+++ Records provided

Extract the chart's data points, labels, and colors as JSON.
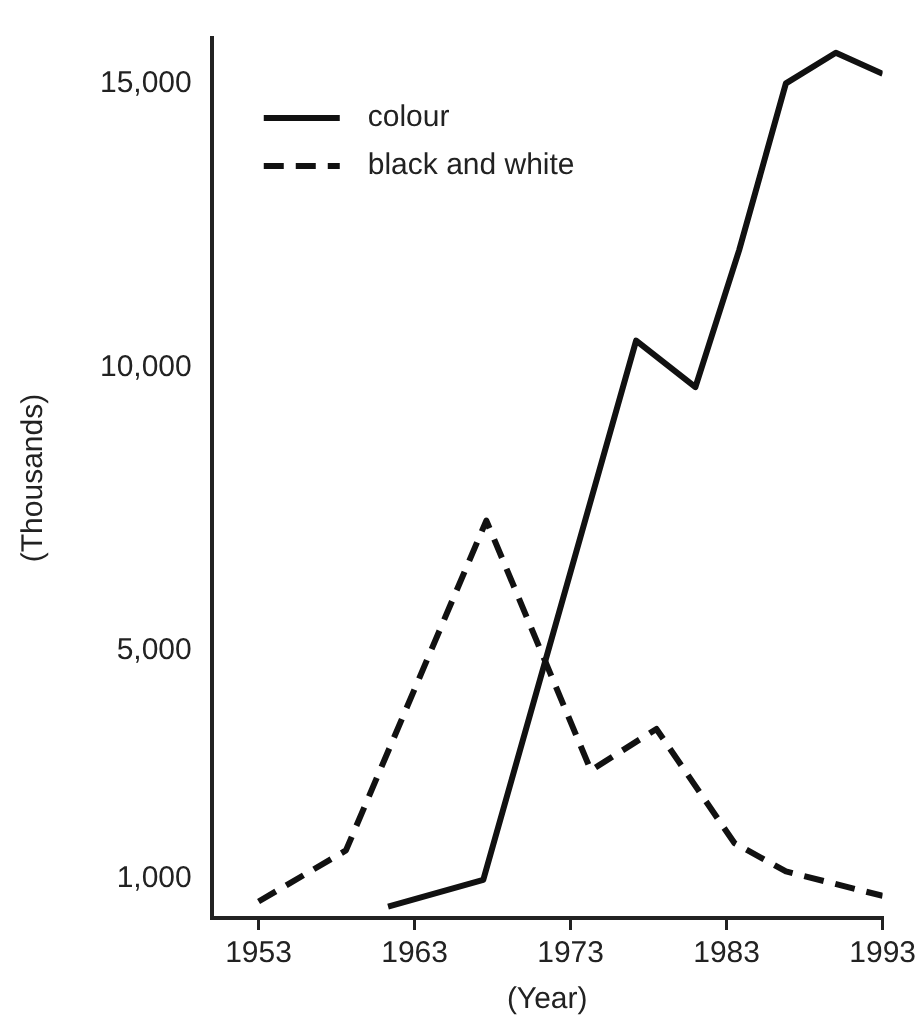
{
  "chart_data": {
    "type": "line",
    "xlabel": "(Year)",
    "ylabel": "(Thousands)",
    "xlim": [
      1950,
      1993
    ],
    "xticks": [
      1953,
      1963,
      1973,
      1983,
      1993
    ],
    "ylim": [
      300,
      15800
    ],
    "yticks": [
      {
        "value": 1000,
        "label": "1,000"
      },
      {
        "value": 5000,
        "label": "5,000"
      },
      {
        "value": 10000,
        "label": "10,000"
      },
      {
        "value": 15000,
        "label": "15,000"
      }
    ],
    "grid": false,
    "legend": "top left",
    "marker": "none",
    "series": [
      {
        "name": "colour",
        "color": "#111111",
        "line_style": "solid",
        "x": [
          1961.3,
          1967.4,
          1977.2,
          1981,
          1983.8,
          1986.8,
          1990,
          1993
        ],
        "values": [
          500,
          970,
          10470,
          9650,
          12060,
          15000,
          15540,
          15170
        ]
      },
      {
        "name": "black and white",
        "color": "#111111",
        "line_style": "dashed",
        "x": [
          1953,
          1958.6,
          1967.6,
          1974.3,
          1978.5,
          1983.5,
          1986.8,
          1993
        ],
        "values": [
          590,
          1490,
          7300,
          2900,
          3630,
          1620,
          1120,
          690
        ]
      }
    ]
  }
}
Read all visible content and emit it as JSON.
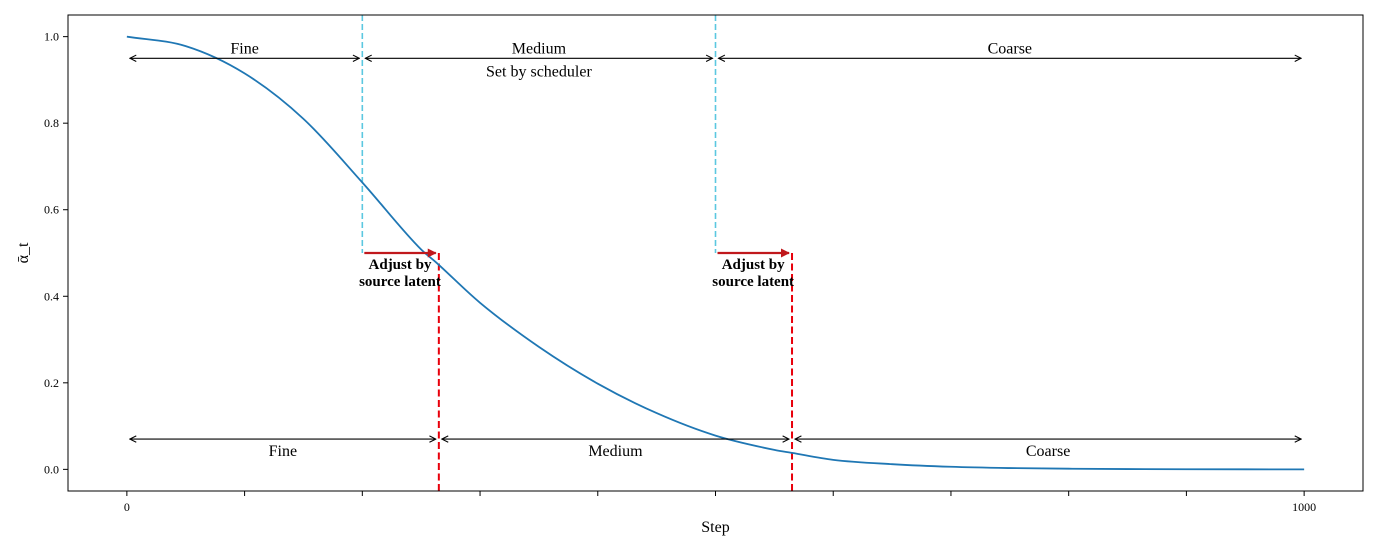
{
  "chart_data": {
    "type": "line",
    "title": "",
    "xlabel": "Step",
    "ylabel": "ᾱ_t",
    "xlim": [
      -50,
      1050
    ],
    "ylim": [
      -0.05,
      1.05
    ],
    "grid": false,
    "x_ticks": [
      0,
      100,
      200,
      300,
      400,
      500,
      600,
      700,
      800,
      900,
      1000
    ],
    "x_tick_labels": [
      "0",
      "",
      "",
      "",
      "",
      "",
      "",
      "",
      "",
      "",
      "1000"
    ],
    "y_ticks": [
      0.0,
      0.2,
      0.4,
      0.6,
      0.8,
      1.0
    ],
    "y_tick_labels": [
      "0.0",
      "0.2",
      "0.4",
      "0.6",
      "0.8",
      "1.0"
    ],
    "series": [
      {
        "color": "#1f77b4",
        "x": [
          0,
          50,
          100,
          150,
          200,
          250,
          262,
          300,
          350,
          400,
          450,
          500,
          550,
          565,
          600,
          650,
          700,
          750,
          800,
          850,
          900,
          950,
          1000
        ],
        "y": [
          1.0,
          0.978,
          0.915,
          0.81,
          0.663,
          0.508,
          0.48,
          0.385,
          0.283,
          0.198,
          0.13,
          0.078,
          0.045,
          0.038,
          0.022,
          0.012,
          0.006,
          0.003,
          0.0015,
          0.0007,
          0.0003,
          0.0001,
          0.0
        ]
      }
    ],
    "scheduler_boundaries": {
      "color": "#5bc8e0",
      "x": [
        200,
        500
      ],
      "y_bottom": 0.5
    },
    "adjusted_boundaries": {
      "color": "#e8000b",
      "x": [
        265,
        565
      ],
      "y_top": 0.5
    },
    "adjust_arrows": [
      {
        "from": 200,
        "to": 265,
        "y": 0.5,
        "color": "#c0181c"
      },
      {
        "from": 500,
        "to": 565,
        "y": 0.5,
        "color": "#c0181c"
      }
    ],
    "top_ranges": [
      {
        "from": 0,
        "to": 200,
        "label": "Fine"
      },
      {
        "from": 200,
        "to": 500,
        "label": "Medium"
      },
      {
        "from": 500,
        "to": 1000,
        "label": "Coarse"
      }
    ],
    "top_ranges_y": 0.95,
    "top_caption": "Set by scheduler",
    "bottom_ranges": [
      {
        "from": 0,
        "to": 265,
        "label": "Fine"
      },
      {
        "from": 265,
        "to": 565,
        "label": "Medium"
      },
      {
        "from": 565,
        "to": 1000,
        "label": "Coarse"
      }
    ],
    "bottom_ranges_y": 0.07,
    "adjust_labels": [
      {
        "x": 232,
        "line1": "Adjust by",
        "line2": "source latent"
      },
      {
        "x": 532,
        "line1": "Adjust by",
        "line2": "source latent"
      }
    ]
  }
}
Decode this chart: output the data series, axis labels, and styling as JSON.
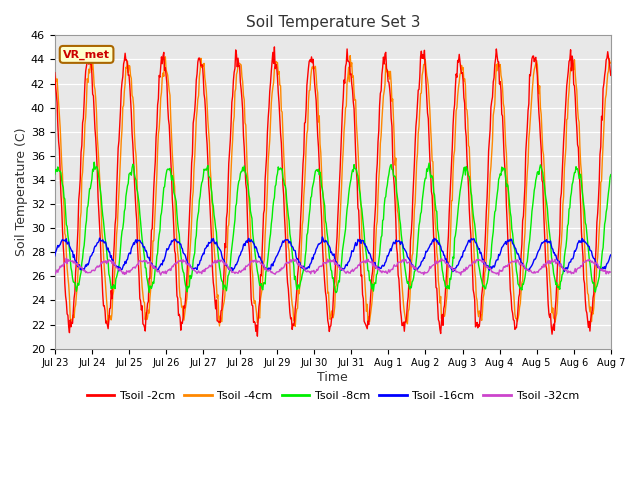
{
  "title": "Soil Temperature Set 3",
  "xlabel": "Time",
  "ylabel": "Soil Temperature (C)",
  "ylim": [
    20,
    46
  ],
  "yticks": [
    20,
    22,
    24,
    26,
    28,
    30,
    32,
    34,
    36,
    38,
    40,
    42,
    44,
    46
  ],
  "colors": {
    "2cm": "#ff0000",
    "4cm": "#ff8800",
    "8cm": "#00ee00",
    "16cm": "#0000ff",
    "32cm": "#cc44cc"
  },
  "legend_labels": [
    "Tsoil -2cm",
    "Tsoil -4cm",
    "Tsoil -8cm",
    "Tsoil -16cm",
    "Tsoil -32cm"
  ],
  "annotation_text": "VR_met",
  "bg_color": "#e8e8e8",
  "fig_bg_color": "#ffffff",
  "n_days": 15,
  "xtick_labels": [
    "Jul 23",
    "Jul 24",
    "Jul 25",
    "Jul 26",
    "Jul 27",
    "Jul 28",
    "Jul 29",
    "Jul 30",
    "Jul 31",
    "Aug 1",
    "Aug 2",
    "Aug 3",
    "Aug 4",
    "Aug 5",
    "Aug 6",
    "Aug 7"
  ],
  "line_width": 1.0,
  "figsize": [
    6.4,
    4.8
  ],
  "dpi": 100
}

++++++

Written problem:
Transcribe the full listing character for character. Pictures are excluded.

Answer for this exercise:
Extract the chart's data points, labels, and colors as JSON.
{
  "chart_data": {
    "type": "line",
    "xlabel": "(Year)",
    "ylabel": "(Thousands)",
    "xlim": [
      1950,
      1993
    ],
    "xticks": [
      1953,
      1963,
      1973,
      1983,
      1993
    ],
    "ylim": [
      300,
      15800
    ],
    "yticks": [
      {
        "value": 1000,
        "label": "1,000"
      },
      {
        "value": 5000,
        "label": "5,000"
      },
      {
        "value": 10000,
        "label": "10,000"
      },
      {
        "value": 15000,
        "label": "15,000"
      }
    ],
    "grid": false,
    "legend": "top left",
    "marker": "none",
    "series": [
      {
        "name": "colour",
        "color": "#111111",
        "line_style": "solid",
        "x": [
          1961.3,
          1967.4,
          1977.2,
          1981,
          1983.8,
          1986.8,
          1990,
          1993
        ],
        "values": [
          500,
          970,
          10470,
          9650,
          12060,
          15000,
          15540,
          15170
        ]
      },
      {
        "name": "black and white",
        "color": "#111111",
        "line_style": "dashed",
        "x": [
          1953,
          1958.6,
          1967.6,
          1974.3,
          1978.5,
          1983.5,
          1986.8,
          1993
        ],
        "values": [
          590,
          1490,
          7300,
          2900,
          3630,
          1620,
          1120,
          690
        ]
      }
    ]
  }
}
Read all visible content and emit it as JSON.
{
  "chart_data": {
    "type": "line",
    "title": "",
    "xlabel": "Step",
    "ylabel": "ᾱ_t",
    "xlim": [
      -50,
      1050
    ],
    "ylim": [
      -0.05,
      1.05
    ],
    "grid": false,
    "x_ticks": [
      0,
      100,
      200,
      300,
      400,
      500,
      600,
      700,
      800,
      900,
      1000
    ],
    "x_tick_labels": [
      "0",
      "",
      "",
      "",
      "",
      "",
      "",
      "",
      "",
      "",
      "1000"
    ],
    "y_ticks": [
      0.0,
      0.2,
      0.4,
      0.6,
      0.8,
      1.0
    ],
    "y_tick_labels": [
      "0.0",
      "0.2",
      "0.4",
      "0.6",
      "0.8",
      "1.0"
    ],
    "series": [
      {
        "color": "#1f77b4",
        "x": [
          0,
          50,
          100,
          150,
          200,
          250,
          262,
          300,
          350,
          400,
          450,
          500,
          550,
          565,
          600,
          650,
          700,
          750,
          800,
          850,
          900,
          950,
          1000
        ],
        "y": [
          1.0,
          0.978,
          0.915,
          0.81,
          0.663,
          0.508,
          0.48,
          0.385,
          0.283,
          0.198,
          0.13,
          0.078,
          0.045,
          0.038,
          0.022,
          0.012,
          0.006,
          0.003,
          0.0015,
          0.0007,
          0.0003,
          0.0001,
          0.0
        ]
      }
    ],
    "scheduler_boundaries": {
      "color": "#5bc8e0",
      "x": [
        200,
        500
      ],
      "y_bottom": 0.5
    },
    "adjusted_boundaries": {
      "color": "#e8000b",
      "x": [
        265,
        565
      ],
      "y_top": 0.5
    },
    "adjust_arrows": [
      {
        "from": 200,
        "to": 265,
        "y": 0.5,
        "color": "#c0181c"
      },
      {
        "from": 500,
        "to": 565,
        "y": 0.5,
        "color": "#c0181c"
      }
    ],
    "top_ranges": [
      {
        "from": 0,
        "to": 200,
        "label": "Fine"
      },
      {
        "from": 200,
        "to": 500,
        "label": "Medium"
      },
      {
        "from": 500,
        "to": 1000,
        "label": "Coarse"
      }
    ],
    "top_ranges_y": 0.95,
    "top_caption": "Set by scheduler",
    "bottom_ranges": [
      {
        "from": 0,
        "to": 265,
        "label": "Fine"
      },
      {
        "from": 265,
        "to": 565,
        "label": "Medium"
      },
      {
        "from": 565,
        "to": 1000,
        "label": "Coarse"
      }
    ],
    "bottom_ranges_y": 0.07,
    "adjust_labels": [
      {
        "x": 232,
        "line1": "Adjust by",
        "line2": "source latent"
      },
      {
        "x": 532,
        "line1": "Adjust by",
        "line2": "source latent"
      }
    ]
  }
}
Decode this chart: output the data series, axis labels, and styling as JSON.
{
  "title": "Soil Temperature Set 3",
  "xlabel": "Time",
  "ylabel": "Soil Temperature (C)",
  "ylim": [
    20,
    46
  ],
  "yticks": [
    20,
    22,
    24,
    26,
    28,
    30,
    32,
    34,
    36,
    38,
    40,
    42,
    44,
    46
  ],
  "colors": {
    "2cm": "#ff0000",
    "4cm": "#ff8800",
    "8cm": "#00ee00",
    "16cm": "#0000ff",
    "32cm": "#cc44cc"
  },
  "legend_labels": [
    "Tsoil -2cm",
    "Tsoil -4cm",
    "Tsoil -8cm",
    "Tsoil -16cm",
    "Tsoil -32cm"
  ],
  "annotation_text": "VR_met",
  "bg_color": "#e8e8e8",
  "fig_bg_color": "#ffffff",
  "n_days": 15,
  "xtick_labels": [
    "Jul 23",
    "Jul 24",
    "Jul 25",
    "Jul 26",
    "Jul 27",
    "Jul 28",
    "Jul 29",
    "Jul 30",
    "Jul 31",
    "Aug 1",
    "Aug 2",
    "Aug 3",
    "Aug 4",
    "Aug 5",
    "Aug 6",
    "Aug 7"
  ],
  "line_width": 1.0,
  "figsize": [
    6.4,
    4.8
  ],
  "dpi": 100
}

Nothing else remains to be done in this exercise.